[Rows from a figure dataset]

★ ★ ★ ★ ★ ★ ★

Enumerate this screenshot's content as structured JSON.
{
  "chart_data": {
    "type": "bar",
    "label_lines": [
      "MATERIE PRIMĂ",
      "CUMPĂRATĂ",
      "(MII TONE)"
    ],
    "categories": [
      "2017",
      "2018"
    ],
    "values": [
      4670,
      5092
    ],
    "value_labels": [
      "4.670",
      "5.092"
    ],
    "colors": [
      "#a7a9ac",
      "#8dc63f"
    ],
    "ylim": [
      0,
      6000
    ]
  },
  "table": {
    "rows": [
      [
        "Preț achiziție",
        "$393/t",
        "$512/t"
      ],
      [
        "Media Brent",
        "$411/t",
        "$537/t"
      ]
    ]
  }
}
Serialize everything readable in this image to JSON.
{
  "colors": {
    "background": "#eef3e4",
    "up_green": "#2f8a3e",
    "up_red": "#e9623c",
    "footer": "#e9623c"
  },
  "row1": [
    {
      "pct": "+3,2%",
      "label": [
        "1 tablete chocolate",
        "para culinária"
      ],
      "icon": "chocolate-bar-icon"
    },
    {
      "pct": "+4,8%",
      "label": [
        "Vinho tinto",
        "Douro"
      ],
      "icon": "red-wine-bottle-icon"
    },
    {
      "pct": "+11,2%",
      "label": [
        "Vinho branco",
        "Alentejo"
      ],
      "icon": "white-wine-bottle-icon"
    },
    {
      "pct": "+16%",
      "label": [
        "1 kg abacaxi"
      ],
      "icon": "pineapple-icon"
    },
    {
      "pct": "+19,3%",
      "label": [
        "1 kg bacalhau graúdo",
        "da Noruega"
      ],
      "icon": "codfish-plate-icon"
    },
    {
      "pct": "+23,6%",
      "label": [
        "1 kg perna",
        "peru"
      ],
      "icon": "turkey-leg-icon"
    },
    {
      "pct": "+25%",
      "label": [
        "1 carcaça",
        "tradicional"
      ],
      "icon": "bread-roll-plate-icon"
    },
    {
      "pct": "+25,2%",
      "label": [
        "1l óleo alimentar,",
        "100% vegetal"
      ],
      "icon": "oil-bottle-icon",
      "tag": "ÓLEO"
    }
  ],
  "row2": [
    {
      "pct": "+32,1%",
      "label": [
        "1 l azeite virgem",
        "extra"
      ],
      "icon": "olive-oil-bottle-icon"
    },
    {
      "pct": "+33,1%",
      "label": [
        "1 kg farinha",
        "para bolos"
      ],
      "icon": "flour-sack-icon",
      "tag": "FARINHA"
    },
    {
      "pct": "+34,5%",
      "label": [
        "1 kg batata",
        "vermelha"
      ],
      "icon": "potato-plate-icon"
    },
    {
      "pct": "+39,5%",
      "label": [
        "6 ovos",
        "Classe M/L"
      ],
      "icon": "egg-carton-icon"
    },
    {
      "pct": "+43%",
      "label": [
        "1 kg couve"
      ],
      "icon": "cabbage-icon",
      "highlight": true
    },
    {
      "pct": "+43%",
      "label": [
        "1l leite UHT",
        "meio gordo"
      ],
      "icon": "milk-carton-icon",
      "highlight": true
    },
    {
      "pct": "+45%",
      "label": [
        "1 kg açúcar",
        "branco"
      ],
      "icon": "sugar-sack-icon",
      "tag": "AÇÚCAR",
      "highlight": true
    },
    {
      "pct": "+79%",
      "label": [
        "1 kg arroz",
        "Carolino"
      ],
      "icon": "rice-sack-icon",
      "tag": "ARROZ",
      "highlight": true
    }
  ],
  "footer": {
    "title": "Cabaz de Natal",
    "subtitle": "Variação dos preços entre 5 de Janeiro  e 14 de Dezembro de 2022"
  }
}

★ ★ ★ ★ ★ ★ ★

Return all of the data precisely as it appears.

Enumerate this screenshot's content as structured JSON.
{
  "chart_data": {
    "type": "bar",
    "label_lines": [
      "MATERIE PRIMĂ",
      "CUMPĂRATĂ",
      "(MII TONE)"
    ],
    "categories": [
      "2017",
      "2018"
    ],
    "values": [
      4670,
      5092
    ],
    "value_labels": [
      "4.670",
      "5.092"
    ],
    "colors": [
      "#a7a9ac",
      "#8dc63f"
    ],
    "ylim": [
      0,
      6000
    ]
  },
  "table": {
    "rows": [
      [
        "Preț achiziție",
        "$393/t",
        "$512/t"
      ],
      [
        "Media Brent",
        "$411/t",
        "$537/t"
      ]
    ]
  }
}
Serialize everything readable in this image to JSON.
{
  "colors": {
    "background": "#eef3e4",
    "up_green": "#2f8a3e",
    "up_red": "#e9623c",
    "footer": "#e9623c"
  },
  "row1": [
    {
      "pct": "+3,2%",
      "label": [
        "1 tablete chocolate",
        "para culinária"
      ],
      "icon": "chocolate-bar-icon"
    },
    {
      "pct": "+4,8%",
      "label": [
        "Vinho tinto",
        "Douro"
      ],
      "icon": "red-wine-bottle-icon"
    },
    {
      "pct": "+11,2%",
      "label": [
        "Vinho branco",
        "Alentejo"
      ],
      "icon": "white-wine-bottle-icon"
    },
    {
      "pct": "+16%",
      "label": [
        "1 kg abacaxi"
      ],
      "icon": "pineapple-icon"
    },
    {
      "pct": "+19,3%",
      "label": [
        "1 kg bacalhau graúdo",
        "da Noruega"
      ],
      "icon": "codfish-plate-icon"
    },
    {
      "pct": "+23,6%",
      "label": [
        "1 kg perna",
        "peru"
      ],
      "icon": "turkey-leg-icon"
    },
    {
      "pct": "+25%",
      "label": [
        "1 carcaça",
        "tradicional"
      ],
      "icon": "bread-roll-plate-icon"
    },
    {
      "pct": "+25,2%",
      "label": [
        "1l óleo alimentar,",
        "100% vegetal"
      ],
      "icon": "oil-bottle-icon",
      "tag": "ÓLEO"
    }
  ],
  "row2": [
    {
      "pct": "+32,1%",
      "label": [
        "1 l azeite virgem",
        "extra"
      ],
      "icon": "olive-oil-bottle-icon"
    },
    {
      "pct": "+33,1%",
      "label": [
        "1 kg farinha",
        "para bolos"
      ],
      "icon": "flour-sack-icon",
      "tag": "FARINHA"
    },
    {
      "pct": "+34,5%",
      "label": [
        "1 kg batata",
        "vermelha"
      ],
      "icon": "potato-plate-icon"
    },
    {
      "pct": "+39,5%",
      "label": [
        "6 ovos",
        "Classe M/L"
      ],
      "icon": "egg-carton-icon"
    },
    {
      "pct": "+43%",
      "label": [
        "1 kg couve"
      ],
      "icon": "cabbage-icon",
      "highlight": true
    },
    {
      "pct": "+43%",
      "label": [
        "1l leite UHT",
        "meio gordo"
      ],
      "icon": "milk-carton-icon",
      "highlight": true
    },
    {
      "pct": "+45%",
      "label": [
        "1 kg açúcar",
        "branco"
      ],
      "icon": "sugar-sack-icon",
      "tag": "AÇÚCAR",
      "highlight": true
    },
    {
      "pct": "+79%",
      "label": [
        "1 kg arroz",
        "Carolino"
      ],
      "icon": "rice-sack-icon",
      "tag": "ARROZ",
      "highlight": true
    }
  ],
  "footer": {
    "title": "Cabaz de Natal",
    "subtitle": "Variação dos preços entre 5 de Janeiro  e 14 de Dezembro de 2022"
  }
}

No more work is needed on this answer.